▸ Given exercise
Which lines contain the word "from"? Return each of them as written.

start Material provided

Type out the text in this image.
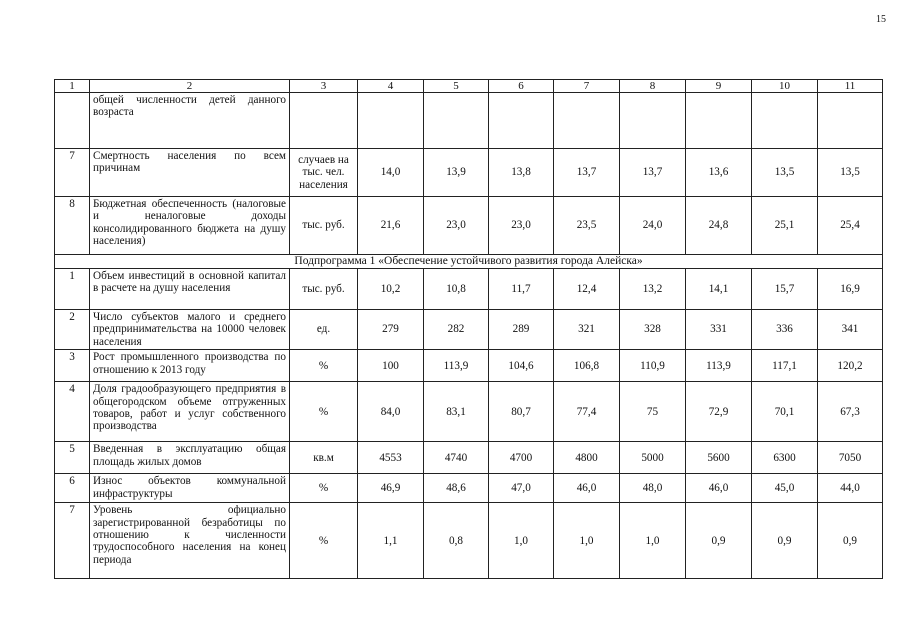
15
1	2	3	4	5	6	7	8	9	10	11
	общей численности детей данного возраста									
7	Смертность населения по всем причинам	случаев на тыс. чел. населения	14,0	13,9	13,8	13,7	13,7	13,6	13,5	13,5
8	Бюджетная обеспеченность (налоговые и неналоговые доходы консолидированного бюджета на душу населения)	тыс. руб.	21,6	23,0	23,0	23,5	24,0	24,8	25,1	25,4
Подпрограмма 1 «Обеспечение устойчивого развития города Алейска»										
1	Объем инвестиций в основной капитал в расчете на душу населения	тыс. руб.	10,2	10,8	11,7	12,4	13,2	14,1	15,7	16,9
2	Число субъектов малого и среднего предпринимательства на 10000 человек населения	ед.	279	282	289	321	328	331	336	341
3	Рост промышленного производства по отношению к 2013 году	%	100	113,9	104,6	106,8	110,9	113,9	117,1	120,2
4	Доля градообразующего предприятия в общегородском объеме отгруженных товаров, работ и услуг собственного производства	%	84,0	83,1	80,7	77,4	75	72,9	70,1	67,3
5	Введенная в эксплуатацию общая площадь жилых домов	кв.м	4553	4740	4700	4800	5000	5600	6300	7050
6	Износ объектов коммунальной инфраструктуры	%	46,9	48,6	47,0	46,0	48,0	46,0	45,0	44,0
7	Уровень официально зарегистрированной безработицы по отношению к численности трудоспособного населения на конец периода	%	1,1	0,8	1,0	1,0	1,0	0,9	0,9	0,9
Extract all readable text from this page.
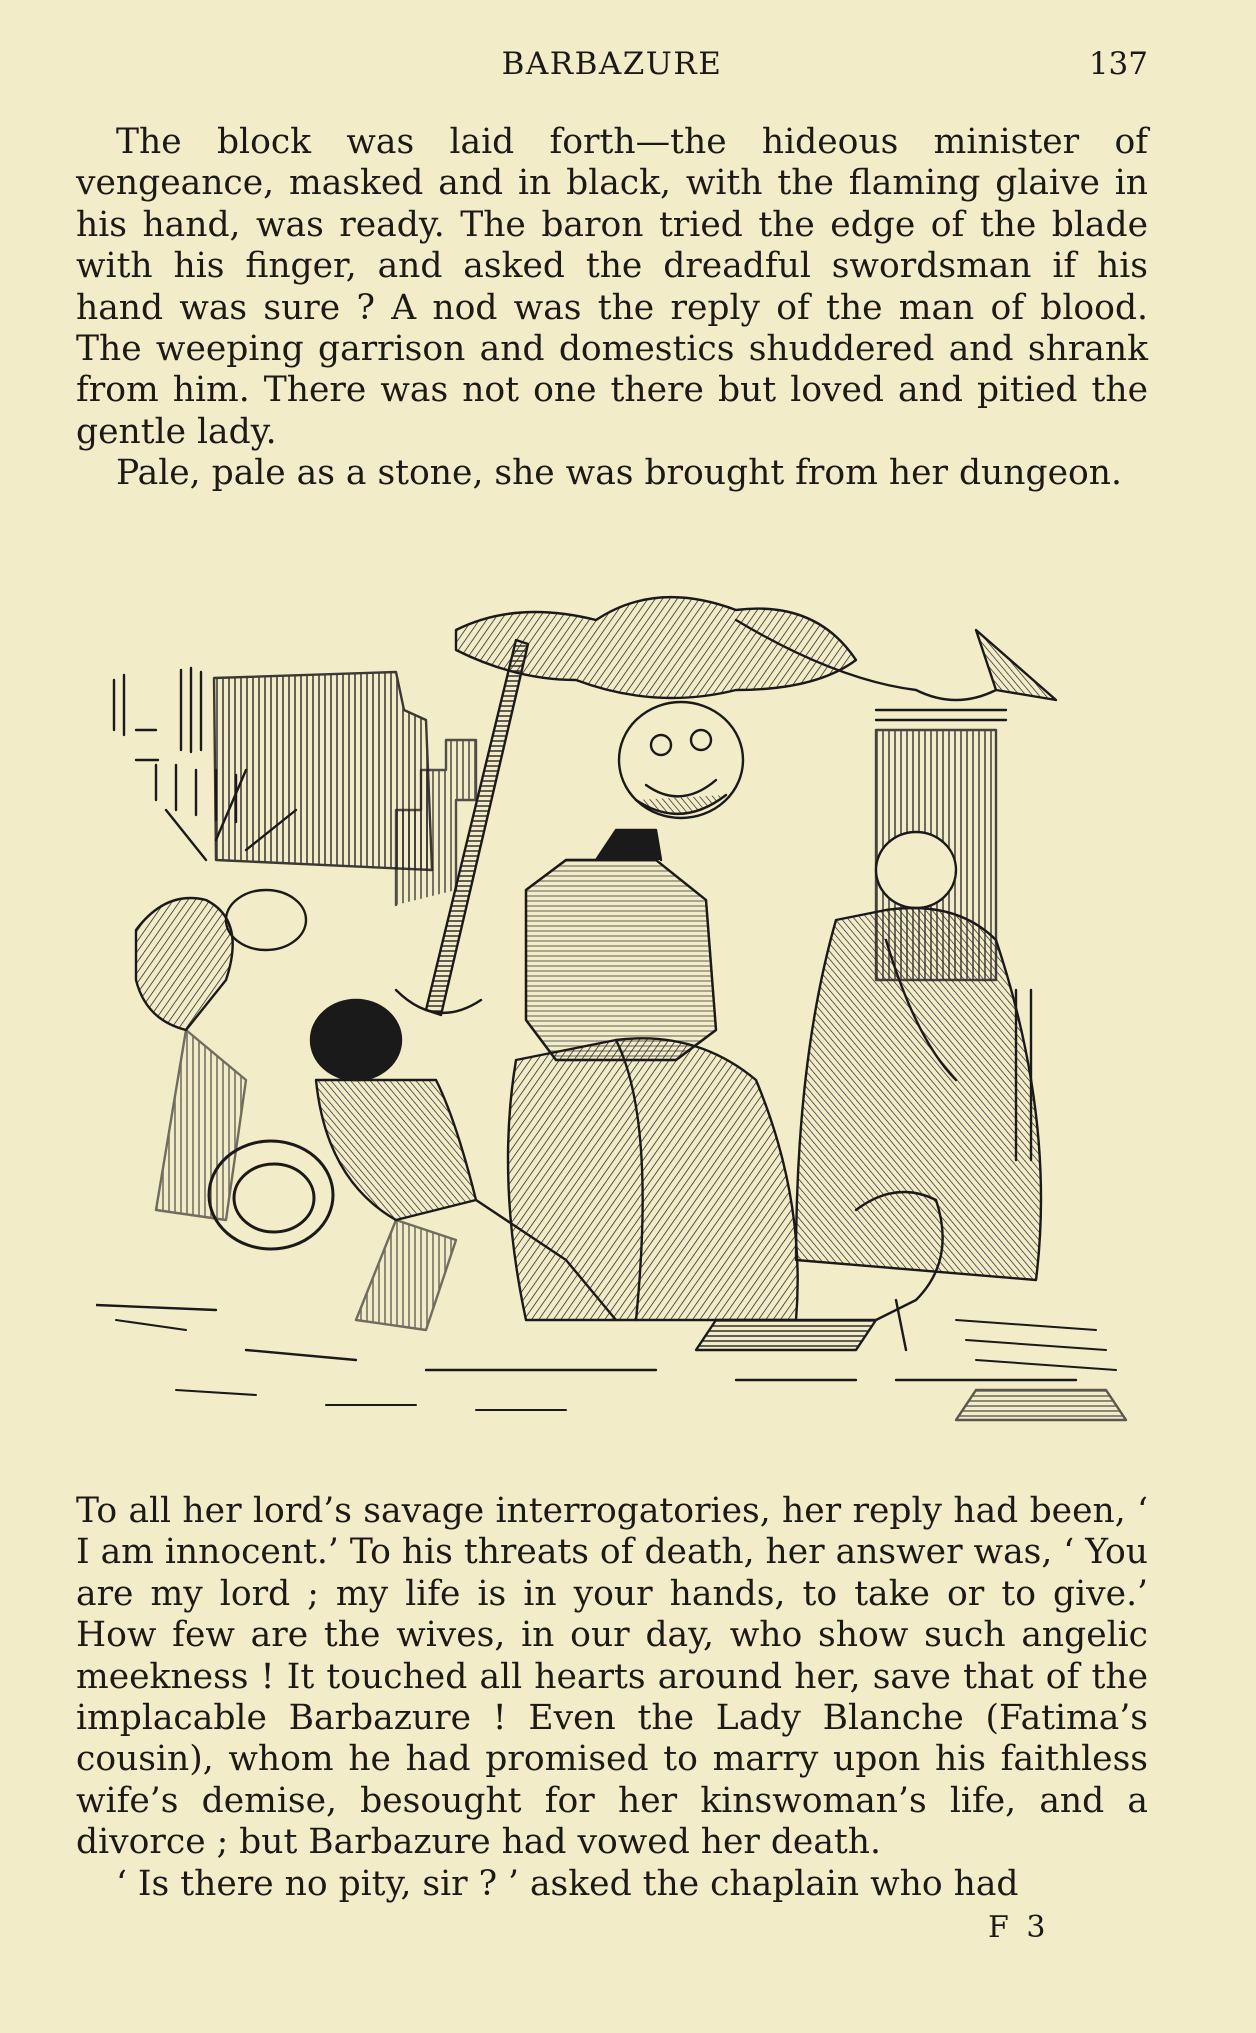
BARBAZURE	137

The block was laid forth—the hideous minister of vengeance, masked and in black, with the flaming glaive in his hand, was ready. The baron tried the edge of the blade with his finger, and asked the dreadful swordsman if his hand was sure ? A nod was the reply of the man of blood. The weeping garrison and domestics shuddered and shrank from him. There was not one there but loved and pitied the gentle lady.

Pale, pale as a stone, she was brought from her dungeon.

To all her lord’s savage interrogatories, her reply had been, ‘ I am innocent.’ To his threats of death, her answer was, ‘ You are my lord ; my life is in your hands, to take or to give.’ How few are the wives, in our day, who show such angelic meekness ! It touched all hearts around her, save that of the implacable Barbazure ! Even the Lady Blanche (Fatima’s cousin), whom he had promised to marry upon his faithless wife’s demise, besought for her kinswoman’s life, and a divorce ; but Barbazure had vowed her death.

‘ Is there no pity, sir ? ’ asked the chaplain who had

F 3
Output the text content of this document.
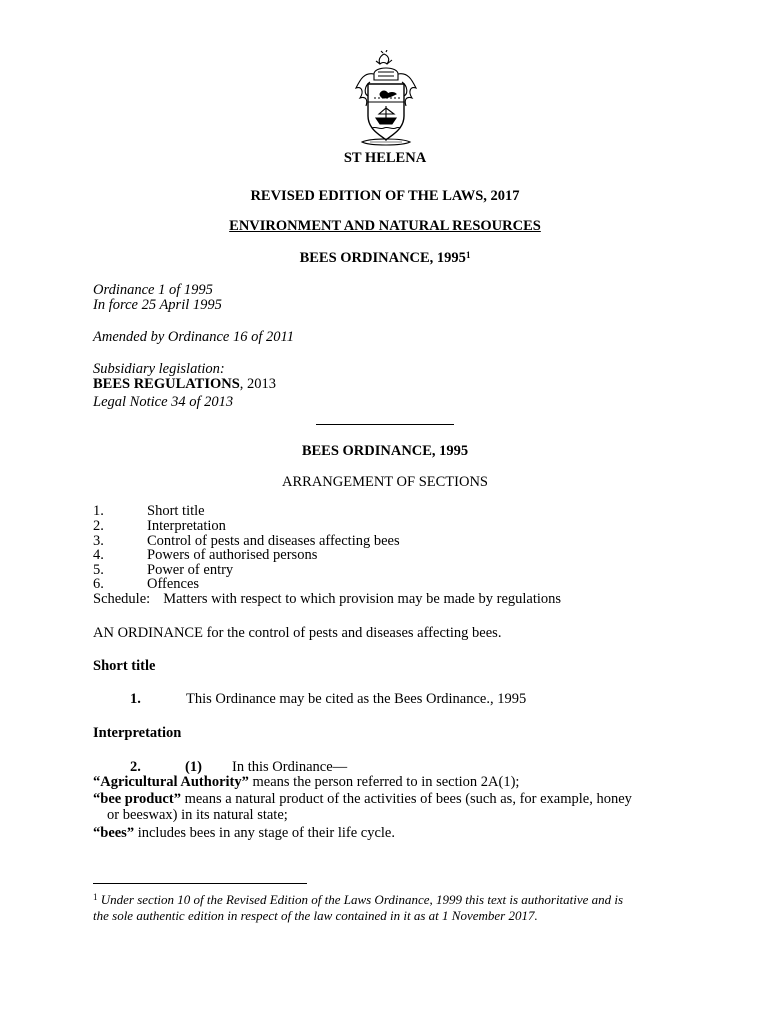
ST HELENA
REVISED EDITION OF THE LAWS, 2017
ENVIRONMENT AND NATURAL RESOURCES
BEES ORDINANCE, 1995$^1$
Ordinance 1 of 1995
In force 25 April 1995
Amended by Ordinance 16 of 2011
Subsidiary legislation:
BEES REGULATIONS, 2013
Legal Notice 34 of 2013
BEES ORDINANCE, 1995
ARRANGEMENT OF SECTIONS
1.	Short title
2.	Interpretation
3.	Control of pests and diseases affecting bees
4.	Powers of authorised persons
5.	Power of entry
6.	Offences
Schedule: Matters with respect to which provision may be made by regulations
AN ORDINANCE for the control of pests and diseases affecting bees.
Short title
1.	This Ordinance may be cited as the Bees Ordinance., 1995
Interpretation
2.	(1) In this Ordinance—
“Agricultural Authority” means the person referred to in section 2A(1);
“bee product” means a natural product of the activities of bees (such as, for example, honey
or beeswax) in its natural state;
“bees” includes bees in any stage of their life cycle.
$^1$ Under section 10 of the Revised Edition of the Laws Ordinance, 1999 this text is authoritative and is
the sole authentic edition in respect of the law contained in it as at 1 November 2017.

end Material provided

▸ Correct result
Extract all readable text from this page.
The block was laid forth—the hideous minister of vengeance, masked and in black, with the flaming glaive in his hand, was ready. The baron tried the edge of the blade with his finger, and asked the dreadful swordsman if his hand was sure ? A nod was the reply of the man of blood. The weeping garrison and domestics shuddered and shrank from him. There was not one there but loved and pitied the gentle lady.
Pale, pale as a stone, she was brought from her dungeon.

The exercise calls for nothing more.